* [EXERCICES À RÉALISER]:
(a) D'après le texte sur l'art soviétique, quelles artistes ont été les seules à aller travailler en usine ?
(b) Reproduisez fidèlement un passage du texte sur l'art soviétique : commencez aux mots « Le parcours s’ouvre » et arrêtez-vous après « Paris de 1925. ».

* [TEXTE EXTRAIT]:
ART ET UTOPIE AU PAYS DES SOVIETS

Dès le lendemain de la Révolution d’Octobre 1917, les artistes, sur l’injonction de Vladimir Maïakowski, proclament une fête de l’art destinée à tous dans les rues, les théâtres, les usines, véhiculée par les trains de l’ »agit prop » de masse et les affiches Rosta. Cette utopie artistique de fusion de l’art dans la vie prendra fin avec l’avènement du réalisme socialiste et la répression imposée par Staline à partir de 1929. Cette période intense et féconde pour les avant-gardes n’avait été que partiellement réhabilitée, et c’est tout l’enjeu de l’exposition « Rouge » organisée par la Réunion des musées nationaux et le Centre Pompidou, 40 ans après « Paris-Moscou ». 

Le parcours s’ouvre sur l’une des icônes de cette dynamique de réécriture de l’histoire et idéologie constructiviste : la Tour de Tatline, manifeste de cette transformation de l’art vers une logique industrielle. Autre icône, le premier monochrome de l’histoire de l’art, comme le souligne Nicolas Liucci-Goutnikov, commissaire, « Pur rouge » d’Alexandre Rotchenko dans le cadre de l’exposition décisive de 1921 « 5×5 =25 », où cinq artistes constructivistes appellent au renouvellement de l’art. 

Transformer également les modes de vie et usages de l’habitat, comme avec le Club Ouvrier de Rotchenko, escamotable pour partie, présenté à Paris à l’occasion de l’Exposition des Arts Décoratifs et Industriels modernes de Paris de 1925.

L’architecture devient le condensateur de ce nouveau type d’habitat communautaire. Le design d’objets et de textiles radicalise aussi ses positions avec les productions en série, suivant l’exemple de Lioubov Popova et Varvara Stepanova, seules artistes à être allées travailler en usine. Popova avait d’ailleurs amorcé au théâtre, avec El Lissitzy, des innovations majeures telle que la biomécanique, un jeu d’acteur basé sur une discipline extrême des mouvements, et un rapprochement entre la scène et le public.

* [Données sources]:
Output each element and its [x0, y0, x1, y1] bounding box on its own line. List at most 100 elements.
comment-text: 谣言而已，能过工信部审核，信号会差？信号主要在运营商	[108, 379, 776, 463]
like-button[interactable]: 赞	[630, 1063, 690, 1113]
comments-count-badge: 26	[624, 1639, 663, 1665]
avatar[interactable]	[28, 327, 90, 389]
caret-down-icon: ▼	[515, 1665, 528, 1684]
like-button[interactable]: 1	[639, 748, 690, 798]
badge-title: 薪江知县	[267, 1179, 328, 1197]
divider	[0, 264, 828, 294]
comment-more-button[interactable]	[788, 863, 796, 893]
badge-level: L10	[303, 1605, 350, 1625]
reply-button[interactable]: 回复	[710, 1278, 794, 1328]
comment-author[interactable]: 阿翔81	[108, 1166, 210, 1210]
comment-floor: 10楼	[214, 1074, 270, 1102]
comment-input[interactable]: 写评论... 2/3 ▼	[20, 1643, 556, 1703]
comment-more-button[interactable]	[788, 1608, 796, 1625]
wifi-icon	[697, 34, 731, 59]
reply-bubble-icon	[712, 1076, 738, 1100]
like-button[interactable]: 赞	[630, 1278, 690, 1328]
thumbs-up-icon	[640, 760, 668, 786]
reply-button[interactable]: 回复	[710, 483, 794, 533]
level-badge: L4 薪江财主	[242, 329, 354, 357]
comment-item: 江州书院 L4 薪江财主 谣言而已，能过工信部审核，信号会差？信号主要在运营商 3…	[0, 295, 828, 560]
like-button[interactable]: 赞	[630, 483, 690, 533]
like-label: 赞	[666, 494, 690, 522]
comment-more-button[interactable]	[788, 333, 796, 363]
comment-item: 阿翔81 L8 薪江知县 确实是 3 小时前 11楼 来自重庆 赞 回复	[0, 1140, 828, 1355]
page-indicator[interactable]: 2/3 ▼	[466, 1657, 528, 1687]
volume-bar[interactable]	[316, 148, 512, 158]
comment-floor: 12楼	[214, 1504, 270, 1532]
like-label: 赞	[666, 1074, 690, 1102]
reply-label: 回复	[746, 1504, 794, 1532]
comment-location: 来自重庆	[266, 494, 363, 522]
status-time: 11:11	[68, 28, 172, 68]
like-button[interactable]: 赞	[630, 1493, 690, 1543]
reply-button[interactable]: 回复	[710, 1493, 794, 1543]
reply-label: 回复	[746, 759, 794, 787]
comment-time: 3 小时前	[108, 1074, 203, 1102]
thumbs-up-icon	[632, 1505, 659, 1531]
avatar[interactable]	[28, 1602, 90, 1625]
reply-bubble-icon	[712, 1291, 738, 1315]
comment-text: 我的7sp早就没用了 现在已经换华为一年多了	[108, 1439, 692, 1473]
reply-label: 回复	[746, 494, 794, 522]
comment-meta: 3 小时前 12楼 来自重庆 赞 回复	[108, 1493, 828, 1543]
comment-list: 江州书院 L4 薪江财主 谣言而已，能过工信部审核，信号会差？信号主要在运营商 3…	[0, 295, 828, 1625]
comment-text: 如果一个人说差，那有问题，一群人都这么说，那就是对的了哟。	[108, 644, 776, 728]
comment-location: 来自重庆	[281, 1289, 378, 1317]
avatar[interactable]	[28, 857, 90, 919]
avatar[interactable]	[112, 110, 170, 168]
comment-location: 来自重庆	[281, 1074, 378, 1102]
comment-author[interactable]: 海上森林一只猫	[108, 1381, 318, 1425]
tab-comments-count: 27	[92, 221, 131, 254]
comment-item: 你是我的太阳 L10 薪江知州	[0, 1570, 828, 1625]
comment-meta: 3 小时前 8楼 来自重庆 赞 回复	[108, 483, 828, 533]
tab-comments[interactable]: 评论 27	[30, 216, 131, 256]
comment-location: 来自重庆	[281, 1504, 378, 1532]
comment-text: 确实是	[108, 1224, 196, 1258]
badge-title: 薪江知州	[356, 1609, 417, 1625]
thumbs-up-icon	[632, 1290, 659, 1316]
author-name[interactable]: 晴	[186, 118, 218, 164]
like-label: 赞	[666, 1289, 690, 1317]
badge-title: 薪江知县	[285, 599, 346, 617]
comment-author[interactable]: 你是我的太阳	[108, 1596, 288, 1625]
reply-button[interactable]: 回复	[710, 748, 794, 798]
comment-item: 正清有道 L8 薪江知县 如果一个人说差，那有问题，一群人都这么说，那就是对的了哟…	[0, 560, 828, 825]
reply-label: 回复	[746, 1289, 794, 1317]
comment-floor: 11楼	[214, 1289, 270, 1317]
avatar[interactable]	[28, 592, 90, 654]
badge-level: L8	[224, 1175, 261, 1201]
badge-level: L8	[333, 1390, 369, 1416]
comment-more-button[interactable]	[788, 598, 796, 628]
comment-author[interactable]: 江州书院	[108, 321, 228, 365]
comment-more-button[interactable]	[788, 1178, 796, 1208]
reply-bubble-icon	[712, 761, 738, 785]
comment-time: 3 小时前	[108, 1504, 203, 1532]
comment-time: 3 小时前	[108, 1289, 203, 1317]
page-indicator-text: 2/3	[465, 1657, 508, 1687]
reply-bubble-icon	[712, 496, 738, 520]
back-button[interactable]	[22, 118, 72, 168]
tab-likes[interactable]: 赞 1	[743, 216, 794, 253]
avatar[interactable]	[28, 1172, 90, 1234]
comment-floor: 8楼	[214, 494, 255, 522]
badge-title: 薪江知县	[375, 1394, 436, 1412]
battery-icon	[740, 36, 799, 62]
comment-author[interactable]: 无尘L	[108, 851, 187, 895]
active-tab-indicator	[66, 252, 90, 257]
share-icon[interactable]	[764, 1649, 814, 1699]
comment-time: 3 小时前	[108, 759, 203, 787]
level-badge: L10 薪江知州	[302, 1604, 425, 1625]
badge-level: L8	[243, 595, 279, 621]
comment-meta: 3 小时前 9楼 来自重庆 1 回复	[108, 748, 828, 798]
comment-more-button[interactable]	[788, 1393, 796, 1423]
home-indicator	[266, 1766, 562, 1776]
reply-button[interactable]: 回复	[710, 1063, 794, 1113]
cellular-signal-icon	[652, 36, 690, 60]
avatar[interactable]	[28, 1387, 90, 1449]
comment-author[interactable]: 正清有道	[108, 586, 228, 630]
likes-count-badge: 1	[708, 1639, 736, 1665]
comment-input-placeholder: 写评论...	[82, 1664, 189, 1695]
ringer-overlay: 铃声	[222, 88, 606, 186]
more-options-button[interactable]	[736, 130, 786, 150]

* [RÉPONSES PAR EXERCICE]:
(a) Lioubov Popova et Varvara Stepanova.

(b)
Le parcours s’ouvre sur l’une des icônes de cette dynamique de réécriture de l’histoire et idéologie constructiviste : la Tour de Tatline, manifeste de cette transformation de l’art vers une logique industrielle. Autre icône, le premier monochrome de l’histoire de l’art, comme le souligne Nicolas Liucci-Goutnikov, commissaire, « Pur rouge » d’Alexandre Rotchenko dans le cadre de l’exposition décisive de 1921 « 5×5 =25 », où cinq artistes constructivistes appellent au renouvellement de l’art. 

Transformer également les modes de vie et usages de l’habitat, comme avec le Club Ouvrier de Rotchenko, escamotable pour partie, présenté à Paris à l’occasion de l’Exposition des Arts Décoratifs et Industriels modernes de Paris de 1925.